Your task is to output the listing word for word, with pictures excluded.

★ ★ ★

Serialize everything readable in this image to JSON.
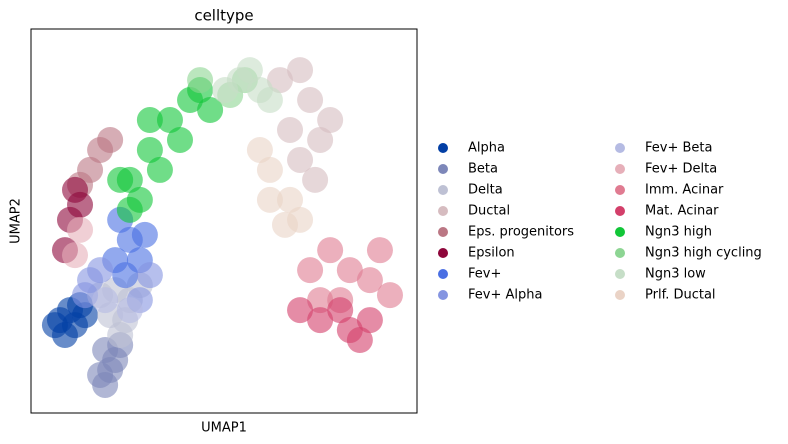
{
  "chart_data": {
    "type": "scatter",
    "title": "celltype",
    "x_label": "UMAP1",
    "y_label": "UMAP2",
    "xlim": [
      0,
      100
    ],
    "ylim": [
      0,
      100
    ],
    "grid": false,
    "legend": "right",
    "series": [
      {
        "name": "Alpha",
        "color": "#023fa5",
        "x": [
          7.5,
          10.1,
          12.7,
          8.8,
          6.2,
          11.4,
          14.0
        ],
        "values": [
          24.2,
          26.8,
          28.1,
          20.3,
          22.9,
          22.9,
          25.5
        ]
      },
      {
        "name": "Beta",
        "color": "#7d87b9",
        "x": [
          19.2,
          20.5,
          19.2,
          21.8,
          17.9,
          23.1
        ],
        "values": [
          16.4,
          11.2,
          7.3,
          13.8,
          9.9,
          17.7
        ]
      },
      {
        "name": "Delta",
        "color": "#bec1d4",
        "x": [
          21.8,
          25.6,
          20.5,
          24.4,
          28.2,
          17.9,
          23.1
        ],
        "values": [
          32.0,
          29.4,
          25.5,
          24.2,
          33.3,
          30.7,
          20.3
        ]
      },
      {
        "name": "Ductal",
        "color": "#d6bcc0",
        "x": [
          69.7,
          72.3,
          67.1,
          74.9,
          69.7,
          64.5,
          77.5,
          73.6
        ],
        "values": [
          89.3,
          81.5,
          73.7,
          71.1,
          65.9,
          86.7,
          76.3,
          60.7
        ]
      },
      {
        "name": "Eps. progenitors",
        "color": "#bb7784",
        "x": [
          17.9,
          15.3,
          20.5,
          12.7
        ],
        "values": [
          68.5,
          63.3,
          71.1,
          59.4
        ]
      },
      {
        "name": "Epsilon",
        "color": "#8e063b",
        "x": [
          11.4,
          10.1,
          8.8,
          12.7
        ],
        "values": [
          58.1,
          50.3,
          42.4,
          54.2
        ]
      },
      {
        "name": "Fev+",
        "color": "#4a6fe3",
        "x": [
          23.1,
          25.6,
          28.2,
          21.8,
          24.4,
          29.5
        ],
        "values": [
          50.3,
          45.1,
          39.8,
          39.8,
          35.9,
          46.4
        ]
      },
      {
        "name": "Fev+ Alpha",
        "color": "#8595e1",
        "x": [
          15.3,
          17.9,
          14.0,
          28.2,
          30.8
        ],
        "values": [
          34.6,
          37.2,
          30.7,
          29.4,
          35.9
        ]
      },
      {
        "name": "Fev+ Beta",
        "color": "#b5bbe3",
        "x": [
          19.2,
          25.6
        ],
        "values": [
          29.4,
          26.8
        ]
      },
      {
        "name": "Fev+ Delta",
        "color": "#e6afb9",
        "x": [
          12.7,
          11.4
        ],
        "values": [
          47.7,
          41.1
        ]
      },
      {
        "name": "Imm. Acinar",
        "color": "#e07b91",
        "x": [
          77.5,
          82.6,
          87.8,
          93.0,
          72.3,
          80.1,
          90.4,
          74.9
        ],
        "values": [
          42.4,
          37.2,
          34.6,
          30.7,
          37.2,
          29.4,
          42.4,
          29.4
        ]
      },
      {
        "name": "Mat. Acinar",
        "color": "#d33f6a",
        "x": [
          74.9,
          82.6,
          87.8,
          80.1,
          85.2,
          69.7
        ],
        "values": [
          24.2,
          21.6,
          24.2,
          26.8,
          19.0,
          26.8
        ]
      },
      {
        "name": "Ngn3 high",
        "color": "#11c638",
        "x": [
          25.6,
          30.8,
          36.0,
          41.2,
          43.8,
          28.2,
          33.4,
          38.6,
          25.6,
          46.4,
          30.8,
          23.1
        ],
        "values": [
          60.7,
          68.5,
          76.3,
          81.5,
          84.1,
          55.5,
          63.3,
          71.1,
          52.9,
          78.9,
          76.3,
          60.7
        ]
      },
      {
        "name": "Ngn3 high cycling",
        "color": "#8dd593",
        "x": [
          51.6,
          55.4,
          43.8
        ],
        "values": [
          82.8,
          86.7,
          86.7
        ]
      },
      {
        "name": "Ngn3 low",
        "color": "#c6dec7",
        "x": [
          54.1,
          59.3,
          61.9,
          56.7,
          50.3
        ],
        "values": [
          86.7,
          84.1,
          81.5,
          89.3,
          84.1
        ]
      },
      {
        "name": "Prlf. Ductal",
        "color": "#ead3c6",
        "x": [
          61.9,
          67.1,
          69.7,
          61.9,
          59.3,
          65.8
        ],
        "values": [
          63.3,
          55.5,
          50.3,
          55.5,
          68.5,
          49.0
        ]
      }
    ]
  }
}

★ ★ ★

**Solution below**
Serialize everything readable in this image to JSON.
{
  "chart_data": {
    "type": "scatter",
    "title": "celltype",
    "x_label": "UMAP1",
    "y_label": "UMAP2",
    "xlim": [
      0,
      100
    ],
    "ylim": [
      0,
      100
    ],
    "grid": false,
    "legend": "right",
    "series": [
      {
        "name": "Alpha",
        "color": "#023fa5",
        "x": [
          7.5,
          10.1,
          12.7,
          8.8,
          6.2,
          11.4,
          14.0
        ],
        "values": [
          24.2,
          26.8,
          28.1,
          20.3,
          22.9,
          22.9,
          25.5
        ]
      },
      {
        "name": "Beta",
        "color": "#7d87b9",
        "x": [
          19.2,
          20.5,
          19.2,
          21.8,
          17.9,
          23.1
        ],
        "values": [
          16.4,
          11.2,
          7.3,
          13.8,
          9.9,
          17.7
        ]
      },
      {
        "name": "Delta",
        "color": "#bec1d4",
        "x": [
          21.8,
          25.6,
          20.5,
          24.4,
          28.2,
          17.9,
          23.1
        ],
        "values": [
          32.0,
          29.4,
          25.5,
          24.2,
          33.3,
          30.7,
          20.3
        ]
      },
      {
        "name": "Ductal",
        "color": "#d6bcc0",
        "x": [
          69.7,
          72.3,
          67.1,
          74.9,
          69.7,
          64.5,
          77.5,
          73.6
        ],
        "values": [
          89.3,
          81.5,
          73.7,
          71.1,
          65.9,
          86.7,
          76.3,
          60.7
        ]
      },
      {
        "name": "Eps. progenitors",
        "color": "#bb7784",
        "x": [
          17.9,
          15.3,
          20.5,
          12.7
        ],
        "values": [
          68.5,
          63.3,
          71.1,
          59.4
        ]
      },
      {
        "name": "Epsilon",
        "color": "#8e063b",
        "x": [
          11.4,
          10.1,
          8.8,
          12.7
        ],
        "values": [
          58.1,
          50.3,
          42.4,
          54.2
        ]
      },
      {
        "name": "Fev+",
        "color": "#4a6fe3",
        "x": [
          23.1,
          25.6,
          28.2,
          21.8,
          24.4,
          29.5
        ],
        "values": [
          50.3,
          45.1,
          39.8,
          39.8,
          35.9,
          46.4
        ]
      },
      {
        "name": "Fev+ Alpha",
        "color": "#8595e1",
        "x": [
          15.3,
          17.9,
          14.0,
          28.2,
          30.8
        ],
        "values": [
          34.6,
          37.2,
          30.7,
          29.4,
          35.9
        ]
      },
      {
        "name": "Fev+ Beta",
        "color": "#b5bbe3",
        "x": [
          19.2,
          25.6
        ],
        "values": [
          29.4,
          26.8
        ]
      },
      {
        "name": "Fev+ Delta",
        "color": "#e6afb9",
        "x": [
          12.7,
          11.4
        ],
        "values": [
          47.7,
          41.1
        ]
      },
      {
        "name": "Imm. Acinar",
        "color": "#e07b91",
        "x": [
          77.5,
          82.6,
          87.8,
          93.0,
          72.3,
          80.1,
          90.4,
          74.9
        ],
        "values": [
          42.4,
          37.2,
          34.6,
          30.7,
          37.2,
          29.4,
          42.4,
          29.4
        ]
      },
      {
        "name": "Mat. Acinar",
        "color": "#d33f6a",
        "x": [
          74.9,
          82.6,
          87.8,
          80.1,
          85.2,
          69.7
        ],
        "values": [
          24.2,
          21.6,
          24.2,
          26.8,
          19.0,
          26.8
        ]
      },
      {
        "name": "Ngn3 high",
        "color": "#11c638",
        "x": [
          25.6,
          30.8,
          36.0,
          41.2,
          43.8,
          28.2,
          33.4,
          38.6,
          25.6,
          46.4,
          30.8,
          23.1
        ],
        "values": [
          60.7,
          68.5,
          76.3,
          81.5,
          84.1,
          55.5,
          63.3,
          71.1,
          52.9,
          78.9,
          76.3,
          60.7
        ]
      },
      {
        "name": "Ngn3 high cycling",
        "color": "#8dd593",
        "x": [
          51.6,
          55.4,
          43.8
        ],
        "values": [
          82.8,
          86.7,
          86.7
        ]
      },
      {
        "name": "Ngn3 low",
        "color": "#c6dec7",
        "x": [
          54.1,
          59.3,
          61.9,
          56.7,
          50.3
        ],
        "values": [
          86.7,
          84.1,
          81.5,
          89.3,
          84.1
        ]
      },
      {
        "name": "Prlf. Ductal",
        "color": "#ead3c6",
        "x": [
          61.9,
          67.1,
          69.7,
          61.9,
          59.3,
          65.8
        ],
        "values": [
          63.3,
          55.5,
          50.3,
          55.5,
          68.5,
          49.0
        ]
      }
    ]
  }
}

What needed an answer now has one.